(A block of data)
----

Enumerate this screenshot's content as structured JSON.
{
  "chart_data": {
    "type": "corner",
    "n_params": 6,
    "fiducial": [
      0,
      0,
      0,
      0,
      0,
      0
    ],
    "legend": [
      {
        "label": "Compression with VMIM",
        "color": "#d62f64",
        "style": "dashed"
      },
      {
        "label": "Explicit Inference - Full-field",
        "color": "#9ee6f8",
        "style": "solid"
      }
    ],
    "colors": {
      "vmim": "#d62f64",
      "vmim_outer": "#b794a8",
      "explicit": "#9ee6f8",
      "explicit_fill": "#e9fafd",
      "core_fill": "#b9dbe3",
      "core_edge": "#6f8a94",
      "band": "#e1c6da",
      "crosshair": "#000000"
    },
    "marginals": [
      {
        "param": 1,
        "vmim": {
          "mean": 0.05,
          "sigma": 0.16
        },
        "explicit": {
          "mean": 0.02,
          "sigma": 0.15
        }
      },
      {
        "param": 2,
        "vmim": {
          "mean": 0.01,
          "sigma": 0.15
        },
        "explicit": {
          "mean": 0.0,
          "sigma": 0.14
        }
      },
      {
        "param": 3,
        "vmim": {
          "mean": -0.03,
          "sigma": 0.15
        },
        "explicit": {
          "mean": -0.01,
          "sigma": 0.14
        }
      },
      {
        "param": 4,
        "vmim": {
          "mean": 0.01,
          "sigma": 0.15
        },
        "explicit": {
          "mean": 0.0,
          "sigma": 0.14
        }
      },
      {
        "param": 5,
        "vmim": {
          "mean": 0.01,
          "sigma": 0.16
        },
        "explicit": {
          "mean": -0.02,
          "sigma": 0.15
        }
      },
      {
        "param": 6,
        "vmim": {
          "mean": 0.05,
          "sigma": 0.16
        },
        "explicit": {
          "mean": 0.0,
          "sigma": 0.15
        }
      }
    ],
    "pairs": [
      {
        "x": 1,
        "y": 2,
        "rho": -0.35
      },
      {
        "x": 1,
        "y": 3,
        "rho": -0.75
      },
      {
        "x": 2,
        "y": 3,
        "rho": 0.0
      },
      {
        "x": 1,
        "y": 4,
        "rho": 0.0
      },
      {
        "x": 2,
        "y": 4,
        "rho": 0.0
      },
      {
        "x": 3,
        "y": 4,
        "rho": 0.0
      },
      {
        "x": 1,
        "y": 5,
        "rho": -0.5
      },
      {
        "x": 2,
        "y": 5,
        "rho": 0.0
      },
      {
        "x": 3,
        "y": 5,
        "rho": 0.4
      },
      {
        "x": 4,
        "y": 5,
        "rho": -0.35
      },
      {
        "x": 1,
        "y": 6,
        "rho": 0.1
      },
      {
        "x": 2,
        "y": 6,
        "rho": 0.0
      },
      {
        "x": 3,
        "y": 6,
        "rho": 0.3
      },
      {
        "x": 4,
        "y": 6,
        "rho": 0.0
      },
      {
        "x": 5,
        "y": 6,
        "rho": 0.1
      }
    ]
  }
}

----

Exercise details:
Retype the whole listing, matching it exactly.

Answer to the problem:
Enumerate this screenshot's content as structured JSON.
{
  "chart_data": {
    "type": "corner",
    "n_params": 6,
    "fiducial": [
      0,
      0,
      0,
      0,
      0,
      0
    ],
    "legend": [
      {
        "label": "Compression with VMIM",
        "color": "#d62f64",
        "style": "dashed"
      },
      {
        "label": "Explicit Inference - Full-field",
        "color": "#9ee6f8",
        "style": "solid"
      }
    ],
    "colors": {
      "vmim": "#d62f64",
      "vmim_outer": "#b794a8",
      "explicit": "#9ee6f8",
      "explicit_fill": "#e9fafd",
      "core_fill": "#b9dbe3",
      "core_edge": "#6f8a94",
      "band": "#e1c6da",
      "crosshair": "#000000"
    },
    "marginals": [
      {
        "param": 1,
        "vmim": {
          "mean": 0.05,
          "sigma": 0.16
        },
        "explicit": {
          "mean": 0.02,
          "sigma": 0.15
        }
      },
      {
        "param": 2,
        "vmim": {
          "mean": 0.01,
          "sigma": 0.15
        },
        "explicit": {
          "mean": 0.0,
          "sigma": 0.14
        }
      },
      {
        "param": 3,
        "vmim": {
          "mean": -0.03,
          "sigma": 0.15
        },
        "explicit": {
          "mean": -0.01,
          "sigma": 0.14
        }
      },
      {
        "param": 4,
        "vmim": {
          "mean": 0.01,
          "sigma": 0.15
        },
        "explicit": {
          "mean": 0.0,
          "sigma": 0.14
        }
      },
      {
        "param": 5,
        "vmim": {
          "mean": 0.01,
          "sigma": 0.16
        },
        "explicit": {
          "mean": -0.02,
          "sigma": 0.15
        }
      },
      {
        "param": 6,
        "vmim": {
          "mean": 0.05,
          "sigma": 0.16
        },
        "explicit": {
          "mean": 0.0,
          "sigma": 0.15
        }
      }
    ],
    "pairs": [
      {
        "x": 1,
        "y": 2,
        "rho": -0.35
      },
      {
        "x": 1,
        "y": 3,
        "rho": -0.75
      },
      {
        "x": 2,
        "y": 3,
        "rho": 0.0
      },
      {
        "x": 1,
        "y": 4,
        "rho": 0.0
      },
      {
        "x": 2,
        "y": 4,
        "rho": 0.0
      },
      {
        "x": 3,
        "y": 4,
        "rho": 0.0
      },
      {
        "x": 1,
        "y": 5,
        "rho": -0.5
      },
      {
        "x": 2,
        "y": 5,
        "rho": 0.0
      },
      {
        "x": 3,
        "y": 5,
        "rho": 0.4
      },
      {
        "x": 4,
        "y": 5,
        "rho": -0.35
      },
      {
        "x": 1,
        "y": 6,
        "rho": 0.1
      },
      {
        "x": 2,
        "y": 6,
        "rho": 0.0
      },
      {
        "x": 3,
        "y": 6,
        "rho": 0.3
      },
      {
        "x": 4,
        "y": 6,
        "rho": 0.0
      },
      {
        "x": 5,
        "y": 6,
        "rho": 0.1
      }
    ]
  }
}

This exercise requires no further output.